* _Exercise brief_: Print out each entry below exactly, please.
───
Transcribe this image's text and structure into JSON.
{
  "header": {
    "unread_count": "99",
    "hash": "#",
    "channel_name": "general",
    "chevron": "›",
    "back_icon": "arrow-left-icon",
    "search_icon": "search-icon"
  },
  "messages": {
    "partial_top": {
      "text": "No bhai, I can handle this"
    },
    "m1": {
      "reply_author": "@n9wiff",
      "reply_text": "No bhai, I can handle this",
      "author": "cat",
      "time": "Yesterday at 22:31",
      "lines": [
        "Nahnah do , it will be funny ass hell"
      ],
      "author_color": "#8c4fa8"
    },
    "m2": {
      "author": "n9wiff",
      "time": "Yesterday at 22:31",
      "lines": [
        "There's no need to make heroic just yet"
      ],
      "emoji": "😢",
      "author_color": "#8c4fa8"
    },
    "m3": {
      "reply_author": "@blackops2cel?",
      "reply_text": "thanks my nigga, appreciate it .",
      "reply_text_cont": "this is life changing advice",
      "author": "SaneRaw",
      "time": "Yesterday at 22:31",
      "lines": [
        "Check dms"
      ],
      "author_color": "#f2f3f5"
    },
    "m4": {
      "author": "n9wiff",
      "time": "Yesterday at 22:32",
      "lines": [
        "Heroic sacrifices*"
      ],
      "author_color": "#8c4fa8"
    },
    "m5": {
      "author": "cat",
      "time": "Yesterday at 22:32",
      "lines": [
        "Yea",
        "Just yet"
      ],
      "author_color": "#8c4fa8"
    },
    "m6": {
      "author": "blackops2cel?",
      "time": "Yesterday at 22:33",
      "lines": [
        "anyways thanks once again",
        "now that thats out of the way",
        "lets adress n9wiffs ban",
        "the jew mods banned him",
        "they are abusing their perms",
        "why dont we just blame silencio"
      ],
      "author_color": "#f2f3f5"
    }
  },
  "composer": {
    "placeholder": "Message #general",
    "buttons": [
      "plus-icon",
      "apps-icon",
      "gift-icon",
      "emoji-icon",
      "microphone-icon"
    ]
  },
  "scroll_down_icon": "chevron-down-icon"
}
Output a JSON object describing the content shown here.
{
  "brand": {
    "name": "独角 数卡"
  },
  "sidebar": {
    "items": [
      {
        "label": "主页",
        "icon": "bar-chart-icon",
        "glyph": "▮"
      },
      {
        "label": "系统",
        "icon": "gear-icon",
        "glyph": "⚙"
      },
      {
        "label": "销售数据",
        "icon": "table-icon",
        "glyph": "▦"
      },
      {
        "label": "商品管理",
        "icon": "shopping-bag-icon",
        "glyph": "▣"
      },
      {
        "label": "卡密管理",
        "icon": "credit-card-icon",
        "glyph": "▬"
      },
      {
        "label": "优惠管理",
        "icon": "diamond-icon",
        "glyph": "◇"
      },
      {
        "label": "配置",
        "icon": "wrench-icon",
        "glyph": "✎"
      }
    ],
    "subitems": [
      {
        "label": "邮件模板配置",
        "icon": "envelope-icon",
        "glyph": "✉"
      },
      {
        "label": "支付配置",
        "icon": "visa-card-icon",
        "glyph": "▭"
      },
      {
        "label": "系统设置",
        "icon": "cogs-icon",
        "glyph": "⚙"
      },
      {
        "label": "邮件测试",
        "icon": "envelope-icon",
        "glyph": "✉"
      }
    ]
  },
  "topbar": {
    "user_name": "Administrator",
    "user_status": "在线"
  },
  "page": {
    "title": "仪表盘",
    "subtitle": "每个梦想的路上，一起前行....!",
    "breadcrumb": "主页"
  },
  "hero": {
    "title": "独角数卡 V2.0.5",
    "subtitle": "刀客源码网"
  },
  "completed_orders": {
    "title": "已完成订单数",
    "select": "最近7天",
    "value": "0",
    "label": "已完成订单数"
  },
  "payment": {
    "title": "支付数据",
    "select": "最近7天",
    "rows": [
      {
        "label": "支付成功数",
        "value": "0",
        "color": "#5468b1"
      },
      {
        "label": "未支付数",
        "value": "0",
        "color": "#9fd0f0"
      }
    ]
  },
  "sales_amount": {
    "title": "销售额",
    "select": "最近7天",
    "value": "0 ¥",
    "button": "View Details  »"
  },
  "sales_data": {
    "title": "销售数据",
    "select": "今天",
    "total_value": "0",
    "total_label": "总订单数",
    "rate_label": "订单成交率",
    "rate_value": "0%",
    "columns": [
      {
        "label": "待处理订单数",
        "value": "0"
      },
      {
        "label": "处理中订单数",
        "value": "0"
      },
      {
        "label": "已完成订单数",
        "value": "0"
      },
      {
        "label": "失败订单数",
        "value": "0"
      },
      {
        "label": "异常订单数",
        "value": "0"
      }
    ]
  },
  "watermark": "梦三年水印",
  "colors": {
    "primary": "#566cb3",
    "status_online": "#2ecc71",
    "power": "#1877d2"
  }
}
───
* _Result for this task_:
Transcribe this image's text and structure into JSON.
{
  "header": {
    "unread_count": "99",
    "hash": "#",
    "channel_name": "general",
    "chevron": "›",
    "back_icon": "arrow-left-icon",
    "search_icon": "search-icon"
  },
  "messages": {
    "partial_top": {
      "text": "No bhai, I can handle this"
    },
    "m1": {
      "reply_author": "@n9wiff",
      "reply_text": "No bhai, I can handle this",
      "author": "cat",
      "time": "Yesterday at 22:31",
      "lines": [
        "Nahnah do , it will be funny ass hell"
      ],
      "author_color": "#8c4fa8"
    },
    "m2": {
      "author": "n9wiff",
      "time": "Yesterday at 22:31",
      "lines": [
        "There's no need to make heroic just yet"
      ],
      "emoji": "😢",
      "author_color": "#8c4fa8"
    },
    "m3": {
      "reply_author": "@blackops2cel?",
      "reply_text": "thanks my nigga, appreciate it .",
      "reply_text_cont": "this is life changing advice",
      "author": "SaneRaw",
      "time": "Yesterday at 22:31",
      "lines": [
        "Check dms"
      ],
      "author_color": "#f2f3f5"
    },
    "m4": {
      "author": "n9wiff",
      "time": "Yesterday at 22:32",
      "lines": [
        "Heroic sacrifices*"
      ],
      "author_color": "#8c4fa8"
    },
    "m5": {
      "author": "cat",
      "time": "Yesterday at 22:32",
      "lines": [
        "Yea",
        "Just yet"
      ],
      "author_color": "#8c4fa8"
    },
    "m6": {
      "author": "blackops2cel?",
      "time": "Yesterday at 22:33",
      "lines": [
        "anyways thanks once again",
        "now that thats out of the way",
        "lets adress n9wiffs ban",
        "the jew mods banned him",
        "they are abusing their perms",
        "why dont we just blame silencio"
      ],
      "author_color": "#f2f3f5"
    }
  },
  "composer": {
    "placeholder": "Message #general",
    "buttons": [
      "plus-icon",
      "apps-icon",
      "gift-icon",
      "emoji-icon",
      "microphone-icon"
    ]
  },
  "scroll_down_icon": "chevron-down-icon"
}
Output a JSON object describing the content shown here.
{
  "brand": {
    "name": "独角 数卡"
  },
  "sidebar": {
    "items": [
      {
        "label": "主页",
        "icon": "bar-chart-icon",
        "glyph": "▮"
      },
      {
        "label": "系统",
        "icon": "gear-icon",
        "glyph": "⚙"
      },
      {
        "label": "销售数据",
        "icon": "table-icon",
        "glyph": "▦"
      },
      {
        "label": "商品管理",
        "icon": "shopping-bag-icon",
        "glyph": "▣"
      },
      {
        "label": "卡密管理",
        "icon": "credit-card-icon",
        "glyph": "▬"
      },
      {
        "label": "优惠管理",
        "icon": "diamond-icon",
        "glyph": "◇"
      },
      {
        "label": "配置",
        "icon": "wrench-icon",
        "glyph": "✎"
      }
    ],
    "subitems": [
      {
        "label": "邮件模板配置",
        "icon": "envelope-icon",
        "glyph": "✉"
      },
      {
        "label": "支付配置",
        "icon": "visa-card-icon",
        "glyph": "▭"
      },
      {
        "label": "系统设置",
        "icon": "cogs-icon",
        "glyph": "⚙"
      },
      {
        "label": "邮件测试",
        "icon": "envelope-icon",
        "glyph": "✉"
      }
    ]
  },
  "topbar": {
    "user_name": "Administrator",
    "user_status": "在线"
  },
  "page": {
    "title": "仪表盘",
    "subtitle": "每个梦想的路上，一起前行....!",
    "breadcrumb": "主页"
  },
  "hero": {
    "title": "独角数卡 V2.0.5",
    "subtitle": "刀客源码网"
  },
  "completed_orders": {
    "title": "已完成订单数",
    "select": "最近7天",
    "value": "0",
    "label": "已完成订单数"
  },
  "payment": {
    "title": "支付数据",
    "select": "最近7天",
    "rows": [
      {
        "label": "支付成功数",
        "value": "0",
        "color": "#5468b1"
      },
      {
        "label": "未支付数",
        "value": "0",
        "color": "#9fd0f0"
      }
    ]
  },
  "sales_amount": {
    "title": "销售额",
    "select": "最近7天",
    "value": "0 ¥",
    "button": "View Details  »"
  },
  "sales_data": {
    "title": "销售数据",
    "select": "今天",
    "total_value": "0",
    "total_label": "总订单数",
    "rate_label": "订单成交率",
    "rate_value": "0%",
    "columns": [
      {
        "label": "待处理订单数",
        "value": "0"
      },
      {
        "label": "处理中订单数",
        "value": "0"
      },
      {
        "label": "已完成订单数",
        "value": "0"
      },
      {
        "label": "失败订单数",
        "value": "0"
      },
      {
        "label": "异常订单数",
        "value": "0"
      }
    ]
  },
  "watermark": "梦三年水印",
  "colors": {
    "primary": "#566cb3",
    "status_online": "#2ecc71",
    "power": "#1877d2"
  }
}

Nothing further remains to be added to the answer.